=== REQUIRED TASKS ===
1) Transcribe the stretch of the email excerpt from "On Apr 8, 2013, at" through "deterring IPv6 use.".
2) In the email excerpt, which part of an IPv6 address is said to have much the same administrative properties as the /32 value of an IPv4 address?

=== SOURCE TEXT ===
---------------

On Apr 8, 2013, at 10:27 PM, joel jaeggli <joe...@bogus.com> wrote:

> On 4/8/13 9:18 PM, Douglas Otis wrote:
>> 
>> On Mar 31, 2013, at 1:23 AM, Doug Barton <do...@dougbarton.us 
>> <mailto:do...@dougbarton.us>> wrote:
>> 
>>> On 03/30/2013 11:26 PM, Christian Huitema wrote:
>>>>> IPv6 makes publishing IP address reputations impractical.  Since IP 
>>>>> address reputation has been a primary method for identifying abusive 
>>>>> sources with IPv4, imposing ineffective and flaky > replacement 
>>>>> strategies has an effect of deterring IPv6 use.
>>>> 
>>>> In practice, the /64 prefix of the IPv6 address has very much the same 
>>>> "administrative" properties as the /32 value of the IPv4 address. It 
>>>> should be fairly straightforward to update a reputation system to manage 
>>>> the /64 prefixes of IPv6. This seems somewhat more practical than trying 
>>>> to change the behavior of mail agent if their connectivity happens to use 
>>>> IPv6.

---------------

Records
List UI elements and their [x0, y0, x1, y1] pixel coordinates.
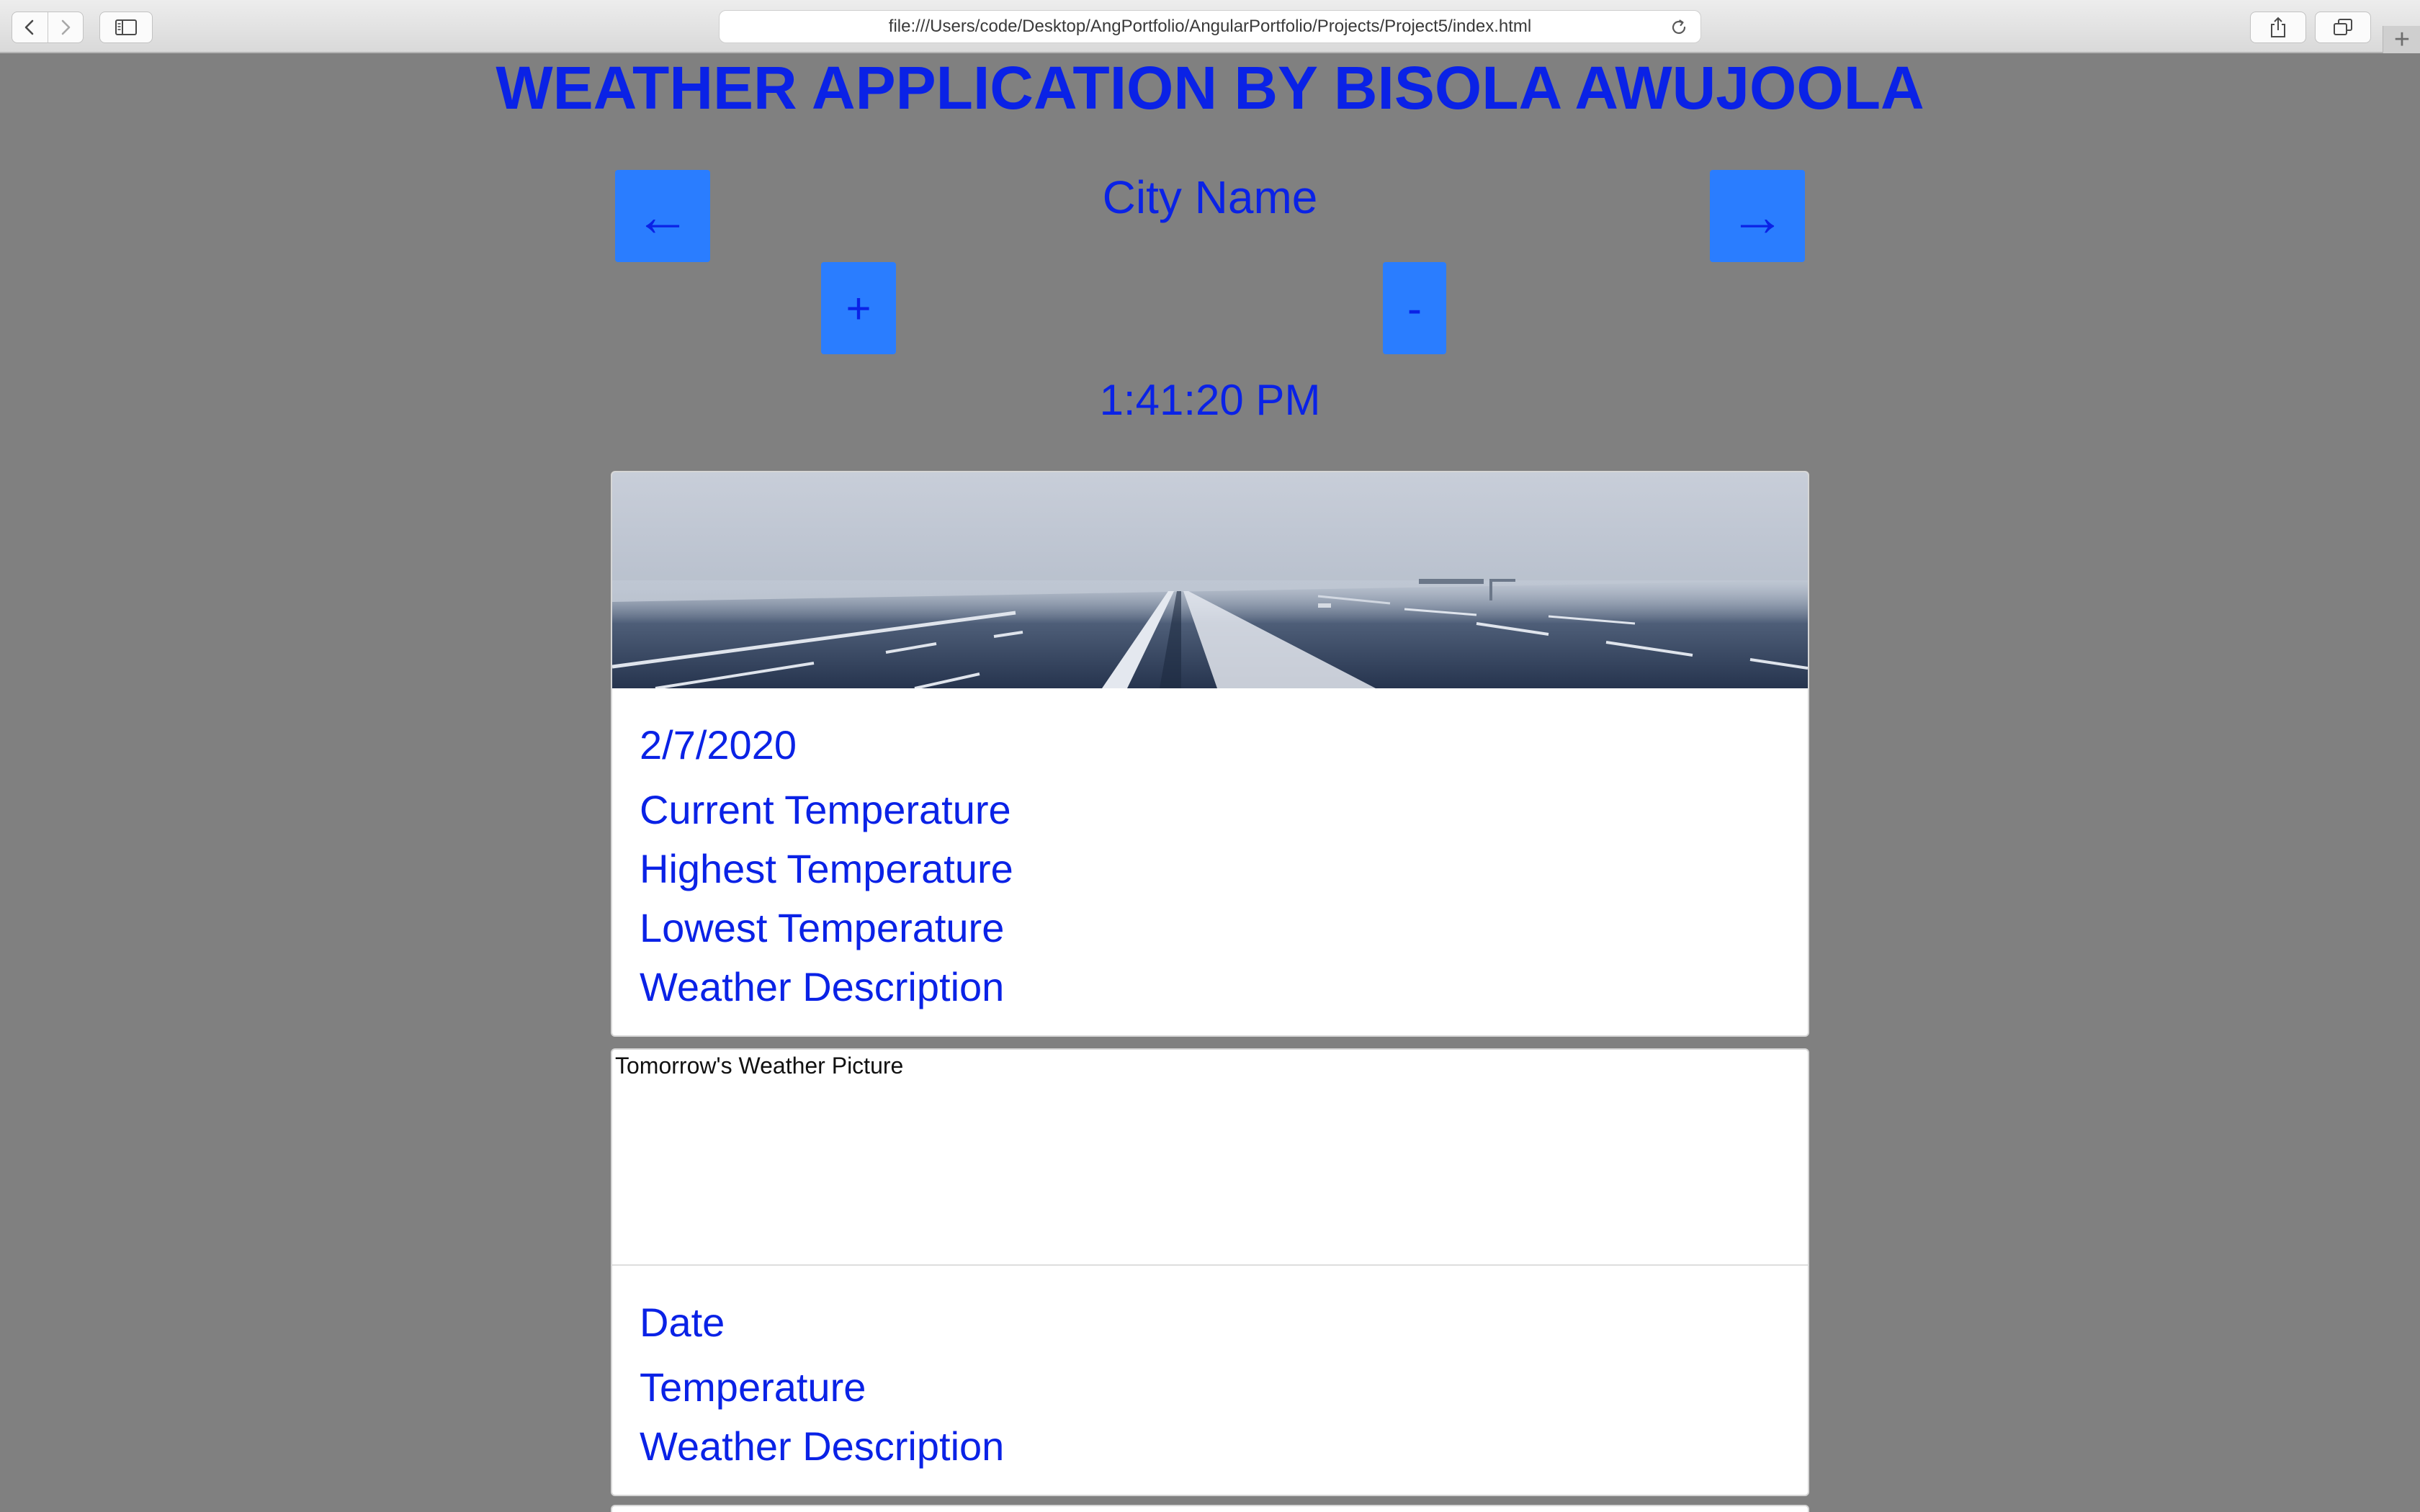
sidebar-toggle-button[interactable] [99, 12, 153, 43]
plus-icon: + [846, 284, 871, 333]
plus-icon: + [2393, 24, 2411, 55]
next-city-button[interactable]: → [1710, 170, 1805, 262]
city-name: City Name [1102, 171, 1318, 223]
next-weather-card [611, 1505, 1809, 1512]
chevron-right-icon [61, 19, 71, 35]
browser-toolbar: file:///Users/code/Desktop/AngPortfolio/… [0, 0, 2420, 53]
today-date: 2/7/2020 [640, 722, 797, 768]
tomorrow-weather-image: Tomorrow's Weather Picture [612, 1050, 1808, 1266]
share-button[interactable] [2250, 12, 2306, 43]
address-bar[interactable]: file:///Users/code/Desktop/AngPortfolio/… [719, 10, 1701, 43]
sidebar-icon [115, 19, 137, 35]
tomorrow-weather-card: Tomorrow's Weather Picture Date Temperat… [611, 1048, 1809, 1496]
chevron-left-icon [24, 19, 34, 35]
arrow-right-icon: → [1729, 184, 1785, 248]
foggy-highway-photo [612, 472, 1808, 688]
tabs-overview-icon [2334, 19, 2352, 35]
current-temperature: Current Temperature [640, 787, 1011, 832]
tomorrow-weather-description: Weather Description [640, 1423, 1005, 1469]
minus-icon: - [1407, 284, 1422, 333]
tomorrow-temperature: Temperature [640, 1364, 866, 1410]
current-time: 1:41:20 PM [1099, 376, 1321, 424]
reload-icon[interactable] [1669, 17, 1689, 37]
image-alt-text: Tomorrow's Weather Picture [615, 1053, 904, 1079]
address-text[interactable]: file:///Users/code/Desktop/AngPortfolio/… [889, 17, 1531, 37]
page-title: WEATHER APPLICATION BY BISOLA AWUJOOLA [496, 54, 1924, 122]
highest-temperature: Highest Temperature [640, 846, 1013, 891]
previous-city-button[interactable]: ← [615, 170, 710, 262]
tab-overview-button[interactable] [2315, 12, 2371, 43]
remove-button[interactable]: - [1383, 262, 1446, 354]
tomorrow-date: Date [640, 1300, 725, 1345]
arrow-left-icon: ← [635, 184, 691, 248]
today-weather-card: 2/7/2020 Current Temperature Highest Tem… [611, 471, 1809, 1037]
add-button[interactable]: + [821, 262, 896, 354]
back-button[interactable] [12, 12, 48, 42]
today-weather-description: Weather Description [640, 964, 1005, 1009]
lowest-temperature: Lowest Temperature [640, 905, 1005, 950]
forward-button[interactable] [47, 12, 84, 42]
new-tab-button[interactable]: + [2383, 26, 2420, 53]
history-nav-group [12, 12, 84, 43]
share-icon [2271, 17, 2285, 37]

---------------

=== WRITTEN ANSWERS ===
1)
On Apr 8, 2013, at 10:27 PM, joel jaeggli <joe...@bogus.com> wrote:

> On 4/8/13 9:18 PM, Douglas Otis wrote:
>> 
>> On Mar 31, 2013, at 1:23 AM, Doug Barton <do...@dougbarton.us 
>> <mailto:do...@dougbarton.us>> wrote:
>> 
>>> On 03/30/2013 11:26 PM, Christian Huitema wrote:
>>>>> IPv6 makes publishing IP address reputations impractical.  Since IP 
>>>>> address reputation has been a primary method for identifying abusive 
>>>>> sources with IPv4, imposing ineffective and flaky > replacement 
>>>>> strategies has an effect of deterring IPv6 use.

2) The /64 prefix.